Your instructions: Go through the entries one line at a time, and gather every line that has the word "Regret".

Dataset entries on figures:
========================================================================
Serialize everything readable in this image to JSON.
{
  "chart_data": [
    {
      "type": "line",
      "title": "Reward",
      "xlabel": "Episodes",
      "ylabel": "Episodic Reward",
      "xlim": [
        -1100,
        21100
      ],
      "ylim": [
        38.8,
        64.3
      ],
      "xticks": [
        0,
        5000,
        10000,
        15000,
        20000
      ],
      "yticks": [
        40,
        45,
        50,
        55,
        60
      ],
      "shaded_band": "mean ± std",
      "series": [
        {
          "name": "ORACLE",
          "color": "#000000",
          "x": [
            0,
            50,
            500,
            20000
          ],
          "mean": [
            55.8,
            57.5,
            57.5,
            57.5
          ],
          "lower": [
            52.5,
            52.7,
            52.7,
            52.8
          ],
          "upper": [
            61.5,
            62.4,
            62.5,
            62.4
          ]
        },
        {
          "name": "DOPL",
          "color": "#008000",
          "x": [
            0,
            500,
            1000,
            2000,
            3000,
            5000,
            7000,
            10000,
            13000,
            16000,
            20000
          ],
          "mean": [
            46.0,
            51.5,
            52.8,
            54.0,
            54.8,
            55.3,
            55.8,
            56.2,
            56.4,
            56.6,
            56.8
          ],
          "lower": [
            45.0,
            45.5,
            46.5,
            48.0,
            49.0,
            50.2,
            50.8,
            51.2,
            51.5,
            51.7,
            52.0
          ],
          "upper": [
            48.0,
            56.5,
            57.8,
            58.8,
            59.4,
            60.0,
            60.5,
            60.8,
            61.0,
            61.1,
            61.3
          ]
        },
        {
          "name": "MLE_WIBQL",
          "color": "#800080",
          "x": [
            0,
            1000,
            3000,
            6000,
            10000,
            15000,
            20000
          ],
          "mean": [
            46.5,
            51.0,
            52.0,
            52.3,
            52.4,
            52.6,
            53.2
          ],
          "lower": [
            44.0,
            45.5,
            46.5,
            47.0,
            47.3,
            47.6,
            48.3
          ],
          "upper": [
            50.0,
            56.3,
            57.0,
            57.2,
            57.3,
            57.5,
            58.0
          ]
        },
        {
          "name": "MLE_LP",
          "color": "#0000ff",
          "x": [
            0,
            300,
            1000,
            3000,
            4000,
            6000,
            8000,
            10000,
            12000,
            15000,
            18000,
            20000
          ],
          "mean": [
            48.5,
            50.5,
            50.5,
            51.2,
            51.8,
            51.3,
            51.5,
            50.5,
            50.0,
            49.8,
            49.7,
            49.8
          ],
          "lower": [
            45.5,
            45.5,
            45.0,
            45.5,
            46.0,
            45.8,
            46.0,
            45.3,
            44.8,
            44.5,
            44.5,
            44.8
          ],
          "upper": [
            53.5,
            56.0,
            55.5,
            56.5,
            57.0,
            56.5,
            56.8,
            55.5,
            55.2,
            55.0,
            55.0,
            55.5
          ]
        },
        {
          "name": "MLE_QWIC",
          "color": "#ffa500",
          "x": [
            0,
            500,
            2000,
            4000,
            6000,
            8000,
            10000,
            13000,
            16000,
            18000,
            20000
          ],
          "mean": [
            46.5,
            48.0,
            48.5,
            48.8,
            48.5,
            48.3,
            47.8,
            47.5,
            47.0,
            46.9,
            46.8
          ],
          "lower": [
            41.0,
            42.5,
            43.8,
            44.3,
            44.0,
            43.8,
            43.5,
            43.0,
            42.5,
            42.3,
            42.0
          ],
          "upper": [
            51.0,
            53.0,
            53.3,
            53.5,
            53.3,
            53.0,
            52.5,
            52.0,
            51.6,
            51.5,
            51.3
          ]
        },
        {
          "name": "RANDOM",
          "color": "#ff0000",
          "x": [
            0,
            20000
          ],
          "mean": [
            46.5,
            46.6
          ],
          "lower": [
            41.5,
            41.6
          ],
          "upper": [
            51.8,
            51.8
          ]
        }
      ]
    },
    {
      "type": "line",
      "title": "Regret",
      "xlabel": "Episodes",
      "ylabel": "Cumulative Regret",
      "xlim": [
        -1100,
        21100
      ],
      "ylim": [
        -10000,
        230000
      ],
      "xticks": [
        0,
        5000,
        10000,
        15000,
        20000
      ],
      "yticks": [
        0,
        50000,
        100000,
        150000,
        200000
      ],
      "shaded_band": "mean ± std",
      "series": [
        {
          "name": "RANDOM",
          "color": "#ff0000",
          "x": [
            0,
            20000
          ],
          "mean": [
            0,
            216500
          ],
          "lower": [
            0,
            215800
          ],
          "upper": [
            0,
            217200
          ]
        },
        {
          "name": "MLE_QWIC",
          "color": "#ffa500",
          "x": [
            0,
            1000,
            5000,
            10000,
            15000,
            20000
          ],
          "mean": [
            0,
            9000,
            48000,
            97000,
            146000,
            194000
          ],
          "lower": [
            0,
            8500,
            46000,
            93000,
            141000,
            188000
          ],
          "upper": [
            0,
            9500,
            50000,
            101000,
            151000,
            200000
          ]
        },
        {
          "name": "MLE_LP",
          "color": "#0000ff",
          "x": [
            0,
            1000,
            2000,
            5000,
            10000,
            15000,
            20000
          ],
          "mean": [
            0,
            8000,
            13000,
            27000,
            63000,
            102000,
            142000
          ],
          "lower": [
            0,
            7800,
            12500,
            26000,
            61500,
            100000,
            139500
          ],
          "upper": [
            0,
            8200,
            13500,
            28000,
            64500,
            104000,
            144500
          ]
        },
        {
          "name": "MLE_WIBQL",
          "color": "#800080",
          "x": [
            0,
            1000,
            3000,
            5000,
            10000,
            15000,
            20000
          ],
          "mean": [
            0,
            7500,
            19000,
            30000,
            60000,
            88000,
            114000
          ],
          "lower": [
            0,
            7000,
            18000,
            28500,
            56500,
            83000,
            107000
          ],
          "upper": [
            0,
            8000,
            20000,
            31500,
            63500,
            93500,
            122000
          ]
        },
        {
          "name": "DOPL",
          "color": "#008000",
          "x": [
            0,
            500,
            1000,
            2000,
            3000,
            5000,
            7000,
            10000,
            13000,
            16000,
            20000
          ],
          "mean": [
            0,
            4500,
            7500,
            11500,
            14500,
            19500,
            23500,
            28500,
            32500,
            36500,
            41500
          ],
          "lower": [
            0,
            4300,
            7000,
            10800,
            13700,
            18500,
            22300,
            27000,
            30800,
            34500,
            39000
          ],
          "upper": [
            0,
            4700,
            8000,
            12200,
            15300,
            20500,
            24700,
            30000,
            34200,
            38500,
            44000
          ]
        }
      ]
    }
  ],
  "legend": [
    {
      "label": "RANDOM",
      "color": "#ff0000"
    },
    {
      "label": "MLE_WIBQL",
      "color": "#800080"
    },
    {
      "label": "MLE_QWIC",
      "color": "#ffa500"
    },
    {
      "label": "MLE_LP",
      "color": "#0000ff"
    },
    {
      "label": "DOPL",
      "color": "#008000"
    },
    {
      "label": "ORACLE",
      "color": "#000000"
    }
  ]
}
========================================================================
Answer to this exercise:
      "title": "Regret",
      "ylabel": "Cumulative Regret",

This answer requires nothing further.